• **EXERCISE REQUIREMENTS**
Find the lines holding the word "Schichtung" and collect them.

— start PROVIDED MATERIAL —

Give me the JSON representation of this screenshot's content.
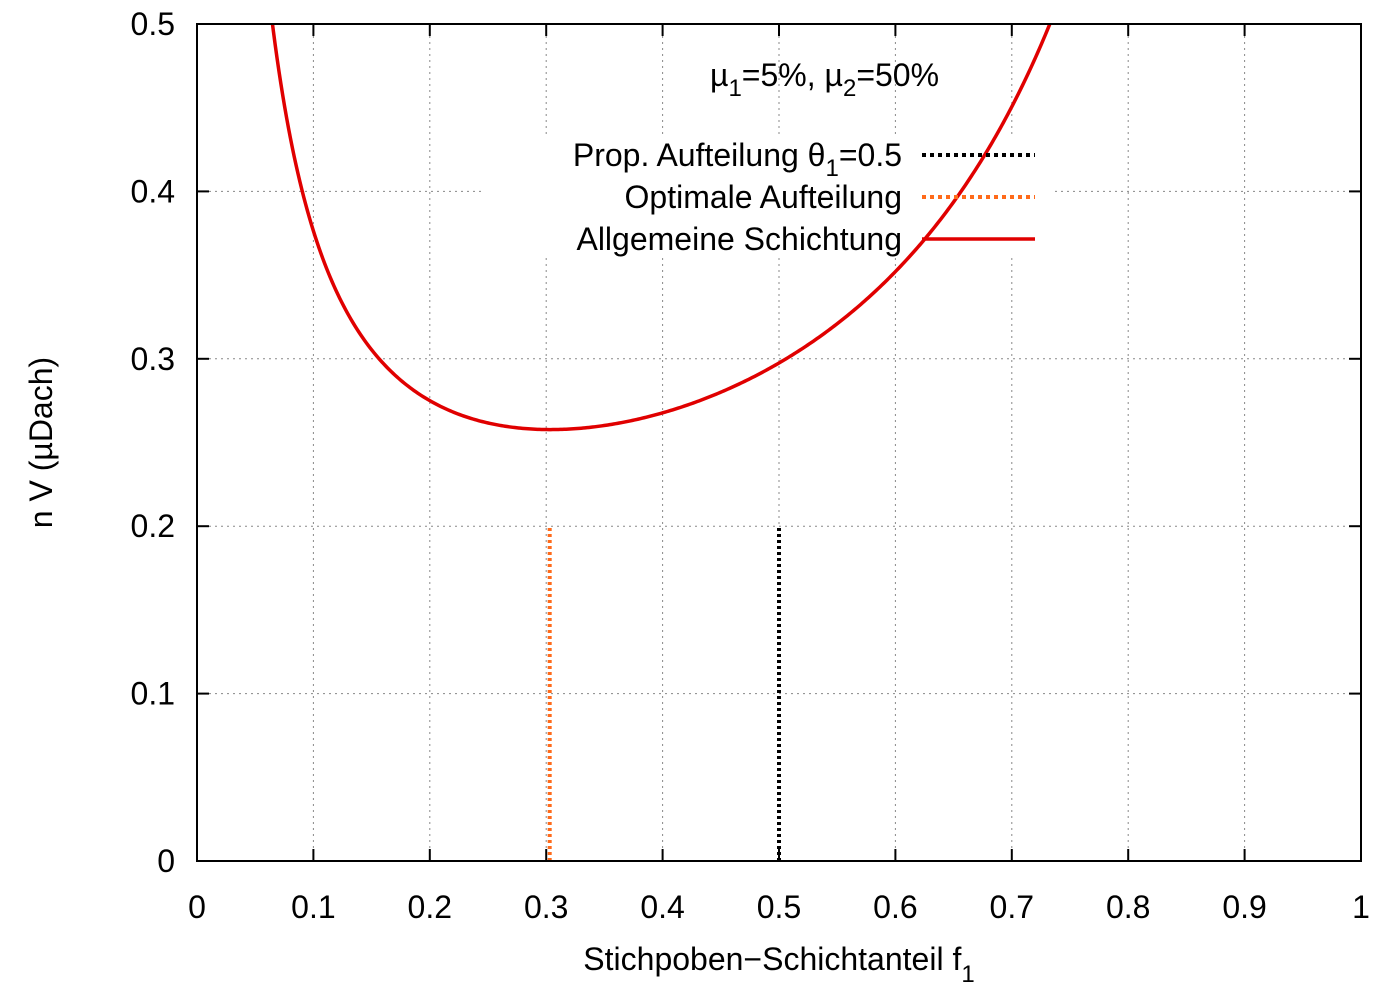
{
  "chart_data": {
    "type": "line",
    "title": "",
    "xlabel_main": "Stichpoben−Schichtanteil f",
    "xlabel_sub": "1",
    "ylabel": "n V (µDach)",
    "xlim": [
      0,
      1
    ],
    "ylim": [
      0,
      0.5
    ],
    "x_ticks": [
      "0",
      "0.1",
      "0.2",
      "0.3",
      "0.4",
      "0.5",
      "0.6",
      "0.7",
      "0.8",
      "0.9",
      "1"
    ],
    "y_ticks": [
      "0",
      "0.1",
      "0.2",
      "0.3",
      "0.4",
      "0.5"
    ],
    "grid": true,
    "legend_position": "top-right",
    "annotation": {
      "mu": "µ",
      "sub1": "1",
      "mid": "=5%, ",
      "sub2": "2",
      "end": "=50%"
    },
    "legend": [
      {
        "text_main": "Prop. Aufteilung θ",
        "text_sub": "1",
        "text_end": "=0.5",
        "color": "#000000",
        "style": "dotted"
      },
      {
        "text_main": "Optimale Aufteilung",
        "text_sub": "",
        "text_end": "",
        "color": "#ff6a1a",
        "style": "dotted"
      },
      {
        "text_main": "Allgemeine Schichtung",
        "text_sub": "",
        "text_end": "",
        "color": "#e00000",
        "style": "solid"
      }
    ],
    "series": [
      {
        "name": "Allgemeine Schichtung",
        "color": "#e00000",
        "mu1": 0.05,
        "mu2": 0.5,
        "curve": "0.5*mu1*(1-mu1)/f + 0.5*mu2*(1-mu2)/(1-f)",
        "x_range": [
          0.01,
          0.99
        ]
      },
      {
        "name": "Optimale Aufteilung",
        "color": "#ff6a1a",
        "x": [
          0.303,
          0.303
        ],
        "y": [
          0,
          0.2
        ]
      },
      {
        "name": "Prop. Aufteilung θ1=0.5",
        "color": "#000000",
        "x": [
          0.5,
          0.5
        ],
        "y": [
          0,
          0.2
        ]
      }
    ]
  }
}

— end PROVIDED MATERIAL —

• **TASK SOLUTION**
        "text_main": "Allgemeine Schichtung",
        "name": "Allgemeine Schichtung",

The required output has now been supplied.